▶ _TASK 1_: Copy the portion of the provided passage below, starting at "Wait a minute!" and ending at "so many others.)".
▶ _TASK 2_:
Decide whether each statement agrees with the provided passage below. Answer yes or no for each, and quote the passage's deciding words.
(a) Russian churches celebrate Christmas on Jan. 7.
(b) The Julian calendar is currently 13 days ahead of the Gregorian calendar.
(c) Orthodox churches that follow the Gregorian calendar celebrate Christmas on a different day from the West.
Start of PROVIDED PASSAGE
Is it just me, or is it everyone?
There is something unfortunate about a person who can only take pleasure in forecasting misery and delighting in the notion that it will make people somehow fit into his ideas of the spiritual.
It was the best of times, it was the worst of times, it was the age of wisdom, it was the age of foolishness, it was the epoch of belief, it was the epoch of incredulity, it was the season of Light, it was the season of Darkness, it was the spring of hope, it was the winter of despair, we had everything before us, we had nothing before us, we were all going direct to heaven, we were all going direct the other way - in short, the period was so far like the present period, that some of its noisiest authorities insisted on its being received, for good or for evil, in the superlative degree of comparison only.
Wait a minute! Do the Orthodox celebrate Christmas tomorrow????
(Sorry for a few day's delay in posting this. Aside from being busy, I've had the same posting problems as so many others.)
According to my Orthodox friends, Orthodox churches that follow the Gregorian calendar do indeed celebrate Christmas on the same day as the West. The Russians, who still follow the Julian calendar for religious purposes, celebrate Christmas on Jan. 7 -- which is Dec. 25 in the Julian calendar, which is currently 13 days behind the Gregorian calendar.
End of PROVIDED PASSAGE
Start of RECORDS PROVIDED
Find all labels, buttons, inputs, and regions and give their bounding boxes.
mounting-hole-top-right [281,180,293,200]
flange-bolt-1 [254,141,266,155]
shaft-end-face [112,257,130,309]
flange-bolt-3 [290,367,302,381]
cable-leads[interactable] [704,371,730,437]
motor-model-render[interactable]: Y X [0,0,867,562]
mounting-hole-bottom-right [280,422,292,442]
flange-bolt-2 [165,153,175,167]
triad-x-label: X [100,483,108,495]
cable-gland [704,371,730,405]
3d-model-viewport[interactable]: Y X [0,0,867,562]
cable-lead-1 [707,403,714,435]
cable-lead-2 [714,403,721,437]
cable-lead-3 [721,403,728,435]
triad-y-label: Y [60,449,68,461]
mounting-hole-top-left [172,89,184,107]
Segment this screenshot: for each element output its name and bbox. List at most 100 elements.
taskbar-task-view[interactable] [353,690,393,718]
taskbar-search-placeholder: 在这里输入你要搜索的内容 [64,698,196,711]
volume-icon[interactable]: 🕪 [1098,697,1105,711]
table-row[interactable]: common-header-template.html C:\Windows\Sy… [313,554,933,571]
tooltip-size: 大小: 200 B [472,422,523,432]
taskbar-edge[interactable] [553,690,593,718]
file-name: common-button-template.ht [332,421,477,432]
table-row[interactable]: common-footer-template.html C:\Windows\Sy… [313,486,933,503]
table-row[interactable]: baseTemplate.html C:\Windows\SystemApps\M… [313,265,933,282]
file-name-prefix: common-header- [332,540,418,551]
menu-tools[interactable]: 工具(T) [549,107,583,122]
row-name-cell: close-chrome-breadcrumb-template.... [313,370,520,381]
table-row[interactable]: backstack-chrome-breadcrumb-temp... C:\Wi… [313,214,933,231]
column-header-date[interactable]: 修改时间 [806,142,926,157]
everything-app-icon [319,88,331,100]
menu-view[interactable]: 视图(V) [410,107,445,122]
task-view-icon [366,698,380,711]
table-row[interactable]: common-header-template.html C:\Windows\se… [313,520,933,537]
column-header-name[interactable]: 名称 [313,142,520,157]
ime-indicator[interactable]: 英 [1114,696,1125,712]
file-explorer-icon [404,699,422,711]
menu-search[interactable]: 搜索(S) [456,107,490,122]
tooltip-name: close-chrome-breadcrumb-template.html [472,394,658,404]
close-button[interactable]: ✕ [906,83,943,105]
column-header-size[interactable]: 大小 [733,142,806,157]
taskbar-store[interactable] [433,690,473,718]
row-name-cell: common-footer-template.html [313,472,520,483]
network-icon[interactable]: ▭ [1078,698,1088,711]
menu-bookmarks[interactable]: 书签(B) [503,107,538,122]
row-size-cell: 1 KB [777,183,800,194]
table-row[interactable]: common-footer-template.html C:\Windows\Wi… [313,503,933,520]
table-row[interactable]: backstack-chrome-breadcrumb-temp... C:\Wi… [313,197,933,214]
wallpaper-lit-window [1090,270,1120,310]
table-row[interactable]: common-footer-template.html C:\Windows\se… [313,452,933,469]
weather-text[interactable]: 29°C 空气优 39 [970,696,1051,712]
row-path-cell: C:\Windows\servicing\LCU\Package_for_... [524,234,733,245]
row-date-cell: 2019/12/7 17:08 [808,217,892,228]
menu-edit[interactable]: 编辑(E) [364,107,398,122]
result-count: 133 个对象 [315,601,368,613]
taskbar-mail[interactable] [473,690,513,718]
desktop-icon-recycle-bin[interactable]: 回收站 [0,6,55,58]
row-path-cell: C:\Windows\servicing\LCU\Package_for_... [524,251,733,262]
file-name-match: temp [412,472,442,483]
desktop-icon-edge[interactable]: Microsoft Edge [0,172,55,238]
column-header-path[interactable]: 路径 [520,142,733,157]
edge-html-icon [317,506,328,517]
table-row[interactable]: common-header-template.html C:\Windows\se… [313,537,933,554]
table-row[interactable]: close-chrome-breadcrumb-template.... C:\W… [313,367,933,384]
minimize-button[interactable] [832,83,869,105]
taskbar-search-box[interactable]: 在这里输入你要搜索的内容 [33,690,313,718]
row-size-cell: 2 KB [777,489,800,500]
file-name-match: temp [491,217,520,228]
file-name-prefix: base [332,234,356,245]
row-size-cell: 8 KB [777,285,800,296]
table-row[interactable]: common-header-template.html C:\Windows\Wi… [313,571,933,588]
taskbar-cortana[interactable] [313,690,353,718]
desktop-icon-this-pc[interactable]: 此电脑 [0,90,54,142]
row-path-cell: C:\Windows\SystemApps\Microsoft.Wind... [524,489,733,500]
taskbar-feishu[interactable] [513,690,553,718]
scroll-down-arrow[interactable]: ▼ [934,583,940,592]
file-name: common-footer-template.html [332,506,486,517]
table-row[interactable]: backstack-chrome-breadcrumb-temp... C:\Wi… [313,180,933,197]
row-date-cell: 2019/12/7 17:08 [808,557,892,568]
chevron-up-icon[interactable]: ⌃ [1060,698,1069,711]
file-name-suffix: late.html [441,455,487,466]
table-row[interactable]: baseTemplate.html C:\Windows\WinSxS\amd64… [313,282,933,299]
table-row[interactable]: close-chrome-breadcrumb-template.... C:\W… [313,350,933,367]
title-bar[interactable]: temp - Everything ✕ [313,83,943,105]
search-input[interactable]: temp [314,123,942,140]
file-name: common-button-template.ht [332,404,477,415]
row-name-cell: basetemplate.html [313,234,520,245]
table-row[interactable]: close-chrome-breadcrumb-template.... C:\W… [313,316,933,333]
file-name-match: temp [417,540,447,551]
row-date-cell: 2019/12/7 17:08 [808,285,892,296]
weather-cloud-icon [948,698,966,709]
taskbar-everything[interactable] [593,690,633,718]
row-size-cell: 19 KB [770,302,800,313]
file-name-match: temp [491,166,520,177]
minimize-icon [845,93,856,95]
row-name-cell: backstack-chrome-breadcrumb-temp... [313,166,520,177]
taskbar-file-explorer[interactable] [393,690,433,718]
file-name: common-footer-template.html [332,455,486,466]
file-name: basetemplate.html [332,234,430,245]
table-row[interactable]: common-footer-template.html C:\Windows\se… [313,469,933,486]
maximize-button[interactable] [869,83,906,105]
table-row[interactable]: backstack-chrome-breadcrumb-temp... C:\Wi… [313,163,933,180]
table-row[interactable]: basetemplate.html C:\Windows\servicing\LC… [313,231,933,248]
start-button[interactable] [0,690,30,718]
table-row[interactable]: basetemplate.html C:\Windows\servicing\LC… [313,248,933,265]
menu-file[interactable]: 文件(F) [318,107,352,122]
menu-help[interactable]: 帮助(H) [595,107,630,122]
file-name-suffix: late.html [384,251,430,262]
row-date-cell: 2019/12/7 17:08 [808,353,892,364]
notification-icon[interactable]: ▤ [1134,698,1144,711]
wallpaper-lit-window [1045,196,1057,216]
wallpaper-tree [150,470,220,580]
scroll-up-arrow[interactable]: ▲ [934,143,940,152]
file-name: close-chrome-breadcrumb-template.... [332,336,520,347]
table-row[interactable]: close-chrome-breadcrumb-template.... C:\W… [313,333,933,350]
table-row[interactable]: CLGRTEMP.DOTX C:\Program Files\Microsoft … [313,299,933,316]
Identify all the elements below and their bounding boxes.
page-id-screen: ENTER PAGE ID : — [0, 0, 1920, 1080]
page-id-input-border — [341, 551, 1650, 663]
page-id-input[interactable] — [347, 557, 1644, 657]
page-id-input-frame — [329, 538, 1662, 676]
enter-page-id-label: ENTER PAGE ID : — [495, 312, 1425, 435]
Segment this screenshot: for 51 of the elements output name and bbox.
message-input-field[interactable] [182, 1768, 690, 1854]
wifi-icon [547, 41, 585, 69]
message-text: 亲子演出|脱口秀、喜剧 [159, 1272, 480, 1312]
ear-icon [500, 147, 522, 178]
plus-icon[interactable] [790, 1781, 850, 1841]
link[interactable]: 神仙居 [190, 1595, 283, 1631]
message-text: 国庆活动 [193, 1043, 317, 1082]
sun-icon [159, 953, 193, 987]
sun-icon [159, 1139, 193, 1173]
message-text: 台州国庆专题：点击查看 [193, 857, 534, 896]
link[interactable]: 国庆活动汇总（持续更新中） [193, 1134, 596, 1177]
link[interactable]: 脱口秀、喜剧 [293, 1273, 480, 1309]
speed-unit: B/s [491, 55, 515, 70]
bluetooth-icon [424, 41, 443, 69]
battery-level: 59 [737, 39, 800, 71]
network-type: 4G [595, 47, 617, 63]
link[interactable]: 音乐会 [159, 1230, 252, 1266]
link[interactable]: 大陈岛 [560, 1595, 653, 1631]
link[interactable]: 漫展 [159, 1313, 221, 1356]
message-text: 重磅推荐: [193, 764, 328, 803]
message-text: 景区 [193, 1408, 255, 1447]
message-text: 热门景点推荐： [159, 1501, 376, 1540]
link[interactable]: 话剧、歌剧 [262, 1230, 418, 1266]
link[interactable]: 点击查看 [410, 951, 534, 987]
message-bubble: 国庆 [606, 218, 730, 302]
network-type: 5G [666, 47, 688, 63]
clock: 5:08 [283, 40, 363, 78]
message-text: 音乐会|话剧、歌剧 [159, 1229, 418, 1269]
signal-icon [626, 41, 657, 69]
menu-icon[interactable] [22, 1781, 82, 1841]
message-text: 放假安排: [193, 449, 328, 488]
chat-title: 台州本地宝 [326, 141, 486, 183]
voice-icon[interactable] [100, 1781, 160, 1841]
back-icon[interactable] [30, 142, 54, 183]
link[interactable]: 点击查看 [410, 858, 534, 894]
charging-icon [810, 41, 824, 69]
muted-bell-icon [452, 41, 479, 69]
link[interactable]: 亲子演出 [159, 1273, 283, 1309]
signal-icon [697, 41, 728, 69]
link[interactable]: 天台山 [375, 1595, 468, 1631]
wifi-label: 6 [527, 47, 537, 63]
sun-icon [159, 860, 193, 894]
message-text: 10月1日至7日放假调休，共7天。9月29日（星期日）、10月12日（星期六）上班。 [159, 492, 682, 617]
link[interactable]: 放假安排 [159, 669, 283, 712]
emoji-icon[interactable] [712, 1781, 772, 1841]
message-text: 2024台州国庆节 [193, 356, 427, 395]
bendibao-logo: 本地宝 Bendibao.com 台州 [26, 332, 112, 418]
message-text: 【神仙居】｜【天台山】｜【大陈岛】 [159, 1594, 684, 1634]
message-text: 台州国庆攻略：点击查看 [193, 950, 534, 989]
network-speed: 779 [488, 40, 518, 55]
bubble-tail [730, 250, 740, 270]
End of RECORDS PROVIDED
▶ _WORKED SOLUTION 1_:
Wait a minute! Do the Orthodox celebrate Christmas tomorrow????
(Sorry for a few day's delay in posting this. Aside from being busy, I've had the same posting problems as so many others.)

▶ _WORKED SOLUTION 2_:
(a) Yes: "The Russians, who still follow the Julian calendar for religious purposes, celebrate Christmas on Jan. 7"
(b) No: "which is currently 13 days behind the Gregorian calendar"
(c) No: "Orthodox churches that follow the Gregorian calendar do indeed celebrate Christmas on the same day as the West"